### [Records shown]

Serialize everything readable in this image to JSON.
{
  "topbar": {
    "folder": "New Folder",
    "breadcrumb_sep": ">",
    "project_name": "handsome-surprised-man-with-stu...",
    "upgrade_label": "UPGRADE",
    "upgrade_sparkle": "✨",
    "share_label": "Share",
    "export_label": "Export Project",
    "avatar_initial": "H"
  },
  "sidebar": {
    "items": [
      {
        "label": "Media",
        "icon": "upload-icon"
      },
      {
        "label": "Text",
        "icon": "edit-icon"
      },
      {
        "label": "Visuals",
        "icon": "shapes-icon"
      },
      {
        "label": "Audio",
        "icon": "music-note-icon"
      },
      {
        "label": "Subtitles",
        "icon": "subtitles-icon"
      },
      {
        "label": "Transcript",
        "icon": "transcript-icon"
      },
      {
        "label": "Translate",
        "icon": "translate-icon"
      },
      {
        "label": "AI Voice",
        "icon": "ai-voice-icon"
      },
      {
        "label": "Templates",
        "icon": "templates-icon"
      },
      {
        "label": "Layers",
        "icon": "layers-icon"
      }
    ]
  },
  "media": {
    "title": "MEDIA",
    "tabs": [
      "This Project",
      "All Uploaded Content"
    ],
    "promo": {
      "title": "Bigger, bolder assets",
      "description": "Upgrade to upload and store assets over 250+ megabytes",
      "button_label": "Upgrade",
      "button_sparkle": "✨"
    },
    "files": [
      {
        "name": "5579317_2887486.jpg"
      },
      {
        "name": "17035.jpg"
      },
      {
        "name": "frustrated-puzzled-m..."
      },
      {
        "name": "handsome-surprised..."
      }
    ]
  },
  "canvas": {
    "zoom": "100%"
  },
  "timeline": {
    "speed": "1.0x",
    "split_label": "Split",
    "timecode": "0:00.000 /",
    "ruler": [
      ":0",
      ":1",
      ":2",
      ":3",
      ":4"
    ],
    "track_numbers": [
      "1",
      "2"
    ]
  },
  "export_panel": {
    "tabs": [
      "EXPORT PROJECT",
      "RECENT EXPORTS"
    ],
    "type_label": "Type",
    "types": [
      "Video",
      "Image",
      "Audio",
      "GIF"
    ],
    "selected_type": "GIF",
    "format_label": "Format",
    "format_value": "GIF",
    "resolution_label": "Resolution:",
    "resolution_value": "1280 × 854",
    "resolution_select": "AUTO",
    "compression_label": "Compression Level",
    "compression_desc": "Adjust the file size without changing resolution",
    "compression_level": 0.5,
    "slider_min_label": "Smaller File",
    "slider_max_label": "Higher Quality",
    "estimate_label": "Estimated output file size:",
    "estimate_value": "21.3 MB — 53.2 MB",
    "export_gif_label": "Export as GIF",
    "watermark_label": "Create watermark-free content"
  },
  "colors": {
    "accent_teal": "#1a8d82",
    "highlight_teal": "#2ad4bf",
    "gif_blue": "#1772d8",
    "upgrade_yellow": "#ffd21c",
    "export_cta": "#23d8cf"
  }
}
==
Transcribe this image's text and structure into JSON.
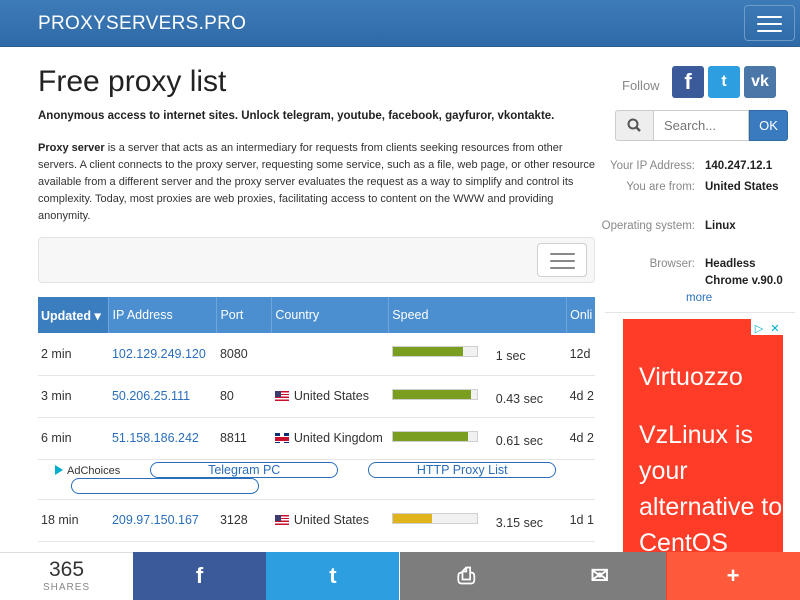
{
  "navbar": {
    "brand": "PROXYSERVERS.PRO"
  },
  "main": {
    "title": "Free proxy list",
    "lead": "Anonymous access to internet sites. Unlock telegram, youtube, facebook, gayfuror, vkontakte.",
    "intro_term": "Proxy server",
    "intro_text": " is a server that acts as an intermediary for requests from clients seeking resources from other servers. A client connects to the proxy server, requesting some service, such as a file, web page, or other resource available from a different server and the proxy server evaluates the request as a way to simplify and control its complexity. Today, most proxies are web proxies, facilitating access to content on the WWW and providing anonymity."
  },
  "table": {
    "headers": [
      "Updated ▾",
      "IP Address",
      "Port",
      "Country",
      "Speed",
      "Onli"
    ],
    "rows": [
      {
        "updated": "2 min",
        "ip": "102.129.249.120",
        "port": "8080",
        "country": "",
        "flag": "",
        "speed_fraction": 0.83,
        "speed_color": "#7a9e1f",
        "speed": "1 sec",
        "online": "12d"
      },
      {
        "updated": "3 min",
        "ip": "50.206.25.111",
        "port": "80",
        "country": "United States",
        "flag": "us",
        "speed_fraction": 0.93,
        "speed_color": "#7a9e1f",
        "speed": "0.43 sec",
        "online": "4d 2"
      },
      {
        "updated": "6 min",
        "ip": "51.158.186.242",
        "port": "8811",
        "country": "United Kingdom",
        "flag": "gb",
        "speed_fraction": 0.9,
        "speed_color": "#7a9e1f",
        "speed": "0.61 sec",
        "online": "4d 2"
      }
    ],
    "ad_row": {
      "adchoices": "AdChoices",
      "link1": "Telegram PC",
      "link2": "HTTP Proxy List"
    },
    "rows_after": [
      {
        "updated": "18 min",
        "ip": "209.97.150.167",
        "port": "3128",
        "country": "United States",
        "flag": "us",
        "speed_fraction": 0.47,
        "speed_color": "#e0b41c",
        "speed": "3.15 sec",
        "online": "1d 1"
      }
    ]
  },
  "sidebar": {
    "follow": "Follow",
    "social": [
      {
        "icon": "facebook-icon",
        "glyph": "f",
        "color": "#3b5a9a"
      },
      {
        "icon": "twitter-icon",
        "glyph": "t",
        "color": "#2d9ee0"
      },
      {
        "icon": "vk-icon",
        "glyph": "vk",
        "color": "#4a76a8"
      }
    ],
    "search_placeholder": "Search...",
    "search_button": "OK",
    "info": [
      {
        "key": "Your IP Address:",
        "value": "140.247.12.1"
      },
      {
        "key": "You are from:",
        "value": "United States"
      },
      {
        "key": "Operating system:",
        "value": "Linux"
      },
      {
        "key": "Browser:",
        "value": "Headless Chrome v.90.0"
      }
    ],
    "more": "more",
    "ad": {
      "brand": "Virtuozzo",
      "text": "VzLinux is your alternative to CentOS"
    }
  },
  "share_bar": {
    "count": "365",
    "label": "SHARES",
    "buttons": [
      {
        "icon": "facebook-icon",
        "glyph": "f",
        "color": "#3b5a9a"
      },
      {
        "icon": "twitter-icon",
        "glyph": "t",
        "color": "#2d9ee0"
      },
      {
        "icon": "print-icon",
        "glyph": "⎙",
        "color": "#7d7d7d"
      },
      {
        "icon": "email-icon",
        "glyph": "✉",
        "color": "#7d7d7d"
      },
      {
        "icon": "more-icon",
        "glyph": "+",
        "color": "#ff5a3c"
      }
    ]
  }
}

### [What the exercise asks]
Write down only the number of lines that contain the string "online" in the listing.

### [Full response]
4